>>>>

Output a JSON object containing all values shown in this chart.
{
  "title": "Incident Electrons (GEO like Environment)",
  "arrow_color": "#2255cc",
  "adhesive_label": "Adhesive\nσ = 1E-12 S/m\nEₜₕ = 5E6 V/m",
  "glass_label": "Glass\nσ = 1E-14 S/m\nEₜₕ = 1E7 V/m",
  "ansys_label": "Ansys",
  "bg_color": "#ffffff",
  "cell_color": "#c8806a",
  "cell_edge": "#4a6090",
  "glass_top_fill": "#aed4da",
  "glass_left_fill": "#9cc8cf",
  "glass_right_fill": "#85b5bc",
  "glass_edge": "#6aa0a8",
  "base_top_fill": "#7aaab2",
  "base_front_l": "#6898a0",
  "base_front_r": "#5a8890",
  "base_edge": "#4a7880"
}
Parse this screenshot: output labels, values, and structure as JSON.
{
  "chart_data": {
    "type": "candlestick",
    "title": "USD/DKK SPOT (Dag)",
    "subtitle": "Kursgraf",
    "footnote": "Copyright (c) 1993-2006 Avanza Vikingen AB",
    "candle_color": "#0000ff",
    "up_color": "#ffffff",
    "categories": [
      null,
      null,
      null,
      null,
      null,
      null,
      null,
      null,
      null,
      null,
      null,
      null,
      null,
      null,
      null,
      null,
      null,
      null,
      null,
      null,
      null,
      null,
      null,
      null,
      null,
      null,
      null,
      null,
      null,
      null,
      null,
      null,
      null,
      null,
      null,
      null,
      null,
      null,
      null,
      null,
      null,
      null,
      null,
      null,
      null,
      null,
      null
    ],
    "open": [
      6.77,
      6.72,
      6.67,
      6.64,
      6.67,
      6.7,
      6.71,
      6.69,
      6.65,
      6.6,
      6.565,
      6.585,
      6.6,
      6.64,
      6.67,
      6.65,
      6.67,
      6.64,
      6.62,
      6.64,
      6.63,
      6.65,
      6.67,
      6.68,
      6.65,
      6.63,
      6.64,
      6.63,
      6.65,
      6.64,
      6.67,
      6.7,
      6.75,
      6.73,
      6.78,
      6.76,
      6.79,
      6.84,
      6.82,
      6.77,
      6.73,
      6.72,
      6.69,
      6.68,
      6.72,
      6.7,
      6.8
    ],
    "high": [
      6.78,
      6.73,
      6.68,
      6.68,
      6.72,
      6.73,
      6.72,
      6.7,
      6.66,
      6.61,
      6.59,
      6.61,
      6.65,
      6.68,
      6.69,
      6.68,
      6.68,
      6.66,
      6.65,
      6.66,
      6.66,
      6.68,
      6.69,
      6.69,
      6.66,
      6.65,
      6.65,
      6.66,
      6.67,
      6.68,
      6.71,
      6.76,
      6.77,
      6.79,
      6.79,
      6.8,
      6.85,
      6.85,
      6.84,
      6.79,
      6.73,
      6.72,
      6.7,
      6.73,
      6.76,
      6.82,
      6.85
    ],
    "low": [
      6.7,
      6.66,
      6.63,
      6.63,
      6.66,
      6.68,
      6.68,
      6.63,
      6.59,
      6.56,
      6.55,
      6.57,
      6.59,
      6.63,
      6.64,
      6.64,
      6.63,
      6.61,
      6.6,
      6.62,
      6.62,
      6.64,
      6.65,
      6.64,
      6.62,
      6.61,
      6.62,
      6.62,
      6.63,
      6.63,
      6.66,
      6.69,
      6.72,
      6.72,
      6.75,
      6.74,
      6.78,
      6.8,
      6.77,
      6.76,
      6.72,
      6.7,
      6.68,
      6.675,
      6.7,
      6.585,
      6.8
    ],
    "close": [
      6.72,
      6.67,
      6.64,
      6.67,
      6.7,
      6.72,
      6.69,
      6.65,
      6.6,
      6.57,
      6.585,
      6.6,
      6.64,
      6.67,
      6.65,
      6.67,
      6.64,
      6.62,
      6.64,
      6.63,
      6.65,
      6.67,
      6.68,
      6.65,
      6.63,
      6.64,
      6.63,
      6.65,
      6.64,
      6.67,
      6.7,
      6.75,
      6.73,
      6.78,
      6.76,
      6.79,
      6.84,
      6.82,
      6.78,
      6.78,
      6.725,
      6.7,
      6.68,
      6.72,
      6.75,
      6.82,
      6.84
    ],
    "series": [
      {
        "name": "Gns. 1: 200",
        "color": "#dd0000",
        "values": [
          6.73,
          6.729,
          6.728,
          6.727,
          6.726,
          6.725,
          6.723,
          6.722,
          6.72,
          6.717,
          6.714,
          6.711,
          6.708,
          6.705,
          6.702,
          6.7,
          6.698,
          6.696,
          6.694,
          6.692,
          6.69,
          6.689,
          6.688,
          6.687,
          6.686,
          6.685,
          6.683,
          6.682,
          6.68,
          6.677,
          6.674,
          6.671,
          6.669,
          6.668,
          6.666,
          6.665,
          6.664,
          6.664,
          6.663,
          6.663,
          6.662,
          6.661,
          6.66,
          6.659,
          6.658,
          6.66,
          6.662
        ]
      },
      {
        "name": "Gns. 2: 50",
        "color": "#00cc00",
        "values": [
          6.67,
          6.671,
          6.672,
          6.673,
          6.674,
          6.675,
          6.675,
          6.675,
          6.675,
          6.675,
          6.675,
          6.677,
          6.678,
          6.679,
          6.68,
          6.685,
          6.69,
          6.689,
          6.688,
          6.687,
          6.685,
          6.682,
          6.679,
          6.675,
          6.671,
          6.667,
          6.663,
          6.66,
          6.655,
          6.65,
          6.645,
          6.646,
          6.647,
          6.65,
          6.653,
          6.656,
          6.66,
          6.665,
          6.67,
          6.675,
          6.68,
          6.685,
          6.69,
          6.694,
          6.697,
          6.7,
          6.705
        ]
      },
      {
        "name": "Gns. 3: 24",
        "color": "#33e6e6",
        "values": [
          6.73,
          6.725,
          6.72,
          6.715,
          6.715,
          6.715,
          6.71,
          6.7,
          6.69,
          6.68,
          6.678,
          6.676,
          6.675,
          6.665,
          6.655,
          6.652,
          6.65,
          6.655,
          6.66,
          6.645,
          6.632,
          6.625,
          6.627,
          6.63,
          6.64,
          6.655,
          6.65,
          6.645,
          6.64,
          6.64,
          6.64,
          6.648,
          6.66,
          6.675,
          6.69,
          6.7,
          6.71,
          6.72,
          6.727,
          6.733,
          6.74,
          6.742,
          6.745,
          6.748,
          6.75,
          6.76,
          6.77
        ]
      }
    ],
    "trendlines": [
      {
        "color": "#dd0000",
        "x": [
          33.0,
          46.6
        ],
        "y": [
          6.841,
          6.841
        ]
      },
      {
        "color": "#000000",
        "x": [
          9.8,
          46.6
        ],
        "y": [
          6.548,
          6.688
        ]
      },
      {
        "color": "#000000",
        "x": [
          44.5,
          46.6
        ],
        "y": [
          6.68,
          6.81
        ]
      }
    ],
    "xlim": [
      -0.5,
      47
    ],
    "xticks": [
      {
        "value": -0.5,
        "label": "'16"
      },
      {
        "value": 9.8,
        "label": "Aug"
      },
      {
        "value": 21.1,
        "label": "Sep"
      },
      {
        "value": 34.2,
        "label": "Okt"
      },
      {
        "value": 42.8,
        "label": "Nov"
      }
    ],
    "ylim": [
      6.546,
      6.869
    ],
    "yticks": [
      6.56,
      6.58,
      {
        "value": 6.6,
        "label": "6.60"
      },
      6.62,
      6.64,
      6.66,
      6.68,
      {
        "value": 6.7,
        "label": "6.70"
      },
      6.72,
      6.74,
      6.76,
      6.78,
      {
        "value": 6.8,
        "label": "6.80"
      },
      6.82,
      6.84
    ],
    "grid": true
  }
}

<<<<

Set exercise — Check each line of the records above for the word "name", then give the number of lines that have it, with no other words.

Exercise response — 3